== What needs to be done ==
Wherever the string "Нетрадиционные" shows up in a line, count that line. Give the total alone.

== Raw records ==
╭──

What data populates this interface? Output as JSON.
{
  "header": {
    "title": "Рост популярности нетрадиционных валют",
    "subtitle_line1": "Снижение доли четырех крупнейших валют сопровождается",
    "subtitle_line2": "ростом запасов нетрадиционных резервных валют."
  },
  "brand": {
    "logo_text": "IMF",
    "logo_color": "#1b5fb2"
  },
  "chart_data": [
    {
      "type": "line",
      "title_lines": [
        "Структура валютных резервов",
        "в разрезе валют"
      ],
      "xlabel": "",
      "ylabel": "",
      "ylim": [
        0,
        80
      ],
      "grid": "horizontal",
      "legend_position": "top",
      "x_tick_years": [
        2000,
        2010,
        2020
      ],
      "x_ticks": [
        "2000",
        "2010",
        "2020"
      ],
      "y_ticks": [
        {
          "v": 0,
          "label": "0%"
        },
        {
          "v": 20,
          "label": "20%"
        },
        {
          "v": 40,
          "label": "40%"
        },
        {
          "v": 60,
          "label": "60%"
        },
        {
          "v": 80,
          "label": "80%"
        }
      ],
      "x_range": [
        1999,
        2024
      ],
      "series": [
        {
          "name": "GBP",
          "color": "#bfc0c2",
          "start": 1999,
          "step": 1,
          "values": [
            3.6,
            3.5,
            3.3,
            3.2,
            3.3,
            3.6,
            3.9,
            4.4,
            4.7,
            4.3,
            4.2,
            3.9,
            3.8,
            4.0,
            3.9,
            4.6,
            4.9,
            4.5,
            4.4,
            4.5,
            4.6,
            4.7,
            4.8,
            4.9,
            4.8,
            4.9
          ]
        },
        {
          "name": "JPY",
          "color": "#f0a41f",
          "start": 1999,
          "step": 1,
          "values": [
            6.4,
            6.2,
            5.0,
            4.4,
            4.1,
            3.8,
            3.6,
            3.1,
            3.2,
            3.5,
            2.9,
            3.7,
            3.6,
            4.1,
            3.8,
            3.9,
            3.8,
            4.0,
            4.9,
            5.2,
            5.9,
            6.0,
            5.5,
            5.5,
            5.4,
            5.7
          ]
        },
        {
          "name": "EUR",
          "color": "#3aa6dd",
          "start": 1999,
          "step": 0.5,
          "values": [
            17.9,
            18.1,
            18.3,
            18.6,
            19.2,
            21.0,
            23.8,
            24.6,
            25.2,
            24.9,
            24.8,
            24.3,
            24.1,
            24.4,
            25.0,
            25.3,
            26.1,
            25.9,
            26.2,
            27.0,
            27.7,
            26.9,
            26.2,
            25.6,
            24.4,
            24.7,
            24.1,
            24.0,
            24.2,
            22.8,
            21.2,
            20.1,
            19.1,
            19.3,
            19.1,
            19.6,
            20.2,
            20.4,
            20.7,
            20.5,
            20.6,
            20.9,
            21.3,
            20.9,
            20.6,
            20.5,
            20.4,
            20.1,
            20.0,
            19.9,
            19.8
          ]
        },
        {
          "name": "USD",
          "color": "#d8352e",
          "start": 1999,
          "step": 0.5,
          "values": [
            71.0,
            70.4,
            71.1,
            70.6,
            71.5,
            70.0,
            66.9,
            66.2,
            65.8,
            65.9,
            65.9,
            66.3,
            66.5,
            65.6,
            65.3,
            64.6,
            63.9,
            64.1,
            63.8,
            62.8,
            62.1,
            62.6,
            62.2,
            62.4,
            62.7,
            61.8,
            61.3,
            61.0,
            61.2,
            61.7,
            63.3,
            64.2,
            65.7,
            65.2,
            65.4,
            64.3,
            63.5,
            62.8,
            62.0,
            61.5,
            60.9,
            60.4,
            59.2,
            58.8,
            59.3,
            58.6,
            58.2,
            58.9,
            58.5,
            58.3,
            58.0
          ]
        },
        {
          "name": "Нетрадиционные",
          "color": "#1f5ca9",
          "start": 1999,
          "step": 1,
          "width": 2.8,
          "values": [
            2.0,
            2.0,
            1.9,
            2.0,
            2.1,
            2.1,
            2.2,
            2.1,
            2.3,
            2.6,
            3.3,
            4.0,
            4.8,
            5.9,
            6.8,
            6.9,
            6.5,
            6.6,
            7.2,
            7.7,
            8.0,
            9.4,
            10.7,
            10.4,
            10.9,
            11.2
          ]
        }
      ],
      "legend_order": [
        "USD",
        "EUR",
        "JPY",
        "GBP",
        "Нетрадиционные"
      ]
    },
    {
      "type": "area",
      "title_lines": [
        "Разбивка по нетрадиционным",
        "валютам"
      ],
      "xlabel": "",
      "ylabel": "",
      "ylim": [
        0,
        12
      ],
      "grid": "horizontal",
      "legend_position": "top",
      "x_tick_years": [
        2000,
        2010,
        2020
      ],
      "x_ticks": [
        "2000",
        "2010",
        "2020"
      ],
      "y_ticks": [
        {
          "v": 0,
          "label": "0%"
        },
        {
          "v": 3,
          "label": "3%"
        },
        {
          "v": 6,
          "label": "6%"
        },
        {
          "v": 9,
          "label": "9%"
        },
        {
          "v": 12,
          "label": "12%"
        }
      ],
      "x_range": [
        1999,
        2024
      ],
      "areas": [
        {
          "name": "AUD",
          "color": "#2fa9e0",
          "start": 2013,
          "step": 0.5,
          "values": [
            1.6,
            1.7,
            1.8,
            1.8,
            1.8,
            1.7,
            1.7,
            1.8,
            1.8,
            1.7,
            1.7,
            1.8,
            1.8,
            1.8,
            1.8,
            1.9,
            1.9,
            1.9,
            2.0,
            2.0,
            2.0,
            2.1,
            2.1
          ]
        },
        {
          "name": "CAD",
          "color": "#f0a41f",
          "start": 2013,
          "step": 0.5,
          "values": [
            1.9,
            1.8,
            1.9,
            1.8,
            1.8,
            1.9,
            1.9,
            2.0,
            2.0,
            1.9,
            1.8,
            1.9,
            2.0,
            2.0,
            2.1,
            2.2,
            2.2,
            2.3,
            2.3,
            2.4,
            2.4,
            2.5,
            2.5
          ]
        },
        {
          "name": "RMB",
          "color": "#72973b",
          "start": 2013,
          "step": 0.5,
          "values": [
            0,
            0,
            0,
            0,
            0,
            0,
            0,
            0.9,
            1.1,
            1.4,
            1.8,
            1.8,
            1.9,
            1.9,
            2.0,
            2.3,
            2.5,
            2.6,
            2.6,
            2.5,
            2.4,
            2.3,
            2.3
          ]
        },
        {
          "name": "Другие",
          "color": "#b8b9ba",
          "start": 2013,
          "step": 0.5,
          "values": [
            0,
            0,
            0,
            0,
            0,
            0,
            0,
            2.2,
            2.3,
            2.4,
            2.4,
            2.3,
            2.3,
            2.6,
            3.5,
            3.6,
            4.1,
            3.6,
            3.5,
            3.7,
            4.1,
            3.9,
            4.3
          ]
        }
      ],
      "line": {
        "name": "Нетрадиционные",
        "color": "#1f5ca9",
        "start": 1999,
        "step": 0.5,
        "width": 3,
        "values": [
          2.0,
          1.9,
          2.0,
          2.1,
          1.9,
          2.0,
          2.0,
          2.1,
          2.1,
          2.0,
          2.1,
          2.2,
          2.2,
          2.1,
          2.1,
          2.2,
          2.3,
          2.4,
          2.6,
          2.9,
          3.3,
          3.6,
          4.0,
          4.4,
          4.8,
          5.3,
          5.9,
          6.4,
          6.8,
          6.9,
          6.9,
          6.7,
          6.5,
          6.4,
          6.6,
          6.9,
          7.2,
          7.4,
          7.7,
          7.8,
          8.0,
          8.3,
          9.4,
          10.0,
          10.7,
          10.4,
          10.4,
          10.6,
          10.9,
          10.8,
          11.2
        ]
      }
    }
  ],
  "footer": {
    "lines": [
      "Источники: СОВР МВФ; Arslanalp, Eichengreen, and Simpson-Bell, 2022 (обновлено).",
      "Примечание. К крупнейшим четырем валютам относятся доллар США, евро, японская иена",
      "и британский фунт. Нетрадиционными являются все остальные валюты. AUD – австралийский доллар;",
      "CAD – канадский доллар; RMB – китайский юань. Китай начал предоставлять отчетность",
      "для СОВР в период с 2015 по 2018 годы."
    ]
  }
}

╰──

== Result of this exercise ==
3